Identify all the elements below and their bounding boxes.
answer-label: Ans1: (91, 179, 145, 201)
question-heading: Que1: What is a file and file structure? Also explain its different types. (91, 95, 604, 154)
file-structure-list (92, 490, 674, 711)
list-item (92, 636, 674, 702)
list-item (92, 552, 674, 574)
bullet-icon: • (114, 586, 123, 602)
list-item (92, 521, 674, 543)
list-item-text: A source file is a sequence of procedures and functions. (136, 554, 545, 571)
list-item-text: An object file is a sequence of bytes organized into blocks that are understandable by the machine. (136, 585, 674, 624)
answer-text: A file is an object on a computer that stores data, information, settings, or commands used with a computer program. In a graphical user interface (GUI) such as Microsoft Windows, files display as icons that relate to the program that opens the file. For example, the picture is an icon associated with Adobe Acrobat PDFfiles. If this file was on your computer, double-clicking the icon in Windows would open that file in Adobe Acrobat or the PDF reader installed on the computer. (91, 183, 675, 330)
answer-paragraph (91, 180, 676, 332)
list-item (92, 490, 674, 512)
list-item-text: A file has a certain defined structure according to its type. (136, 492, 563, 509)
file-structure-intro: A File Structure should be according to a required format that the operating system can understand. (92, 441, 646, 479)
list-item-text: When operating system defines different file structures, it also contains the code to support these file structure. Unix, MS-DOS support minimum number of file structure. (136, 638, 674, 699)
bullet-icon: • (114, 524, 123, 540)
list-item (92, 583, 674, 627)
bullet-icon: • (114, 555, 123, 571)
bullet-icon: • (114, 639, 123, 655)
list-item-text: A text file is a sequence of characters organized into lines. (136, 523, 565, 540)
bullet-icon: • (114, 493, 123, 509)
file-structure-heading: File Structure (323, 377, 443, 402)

----------

任务说明: 把以上各条目中的“bullet-icon”一律替换为“bullet-marker”，其余内容不作任何改动，完整重写全部条目。

处理结果:
Identify all the elements below and their bounding boxes.
answer-label: Ans1: (91, 179, 145, 201)
question-heading: Que1: What is a file and file structure? Also explain its different types. (91, 95, 604, 154)
file-structure-list (92, 490, 674, 711)
list-item (92, 636, 674, 702)
list-item (92, 552, 674, 574)
bullet-marker: • (114, 586, 123, 602)
list-item (92, 521, 674, 543)
list-item-text: A source file is a sequence of procedures and functions. (136, 554, 545, 571)
list-item-text: An object file is a sequence of bytes organized into blocks that are understandable by the machine. (136, 585, 674, 624)
answer-text: A file is an object on a computer that stores data, information, settings, or commands used with a computer program. In a graphical user interface (GUI) such as Microsoft Windows, files display as icons that relate to the program that opens the file. For example, the picture is an icon associated with Adobe Acrobat PDFfiles. If this file was on your computer, double-clicking the icon in Windows would open that file in Adobe Acrobat or the PDF reader installed on the computer. (91, 183, 675, 330)
answer-paragraph (91, 180, 676, 332)
list-item (92, 490, 674, 512)
list-item-text: A file has a certain defined structure according to its type. (136, 492, 563, 509)
file-structure-intro: A File Structure should be according to a required format that the operating system can understand. (92, 441, 646, 479)
list-item-text: When operating system defines different file structures, it also contains the code to support these file structure. Unix, MS-DOS support minimum number of file structure. (136, 638, 674, 699)
bullet-marker: • (114, 524, 123, 540)
list-item (92, 583, 674, 627)
bullet-marker: • (114, 555, 123, 571)
bullet-marker: • (114, 639, 123, 655)
list-item-text: A text file is a sequence of characters organized into lines. (136, 523, 565, 540)
bullet-marker: • (114, 493, 123, 509)
file-structure-heading: File Structure (323, 377, 443, 402)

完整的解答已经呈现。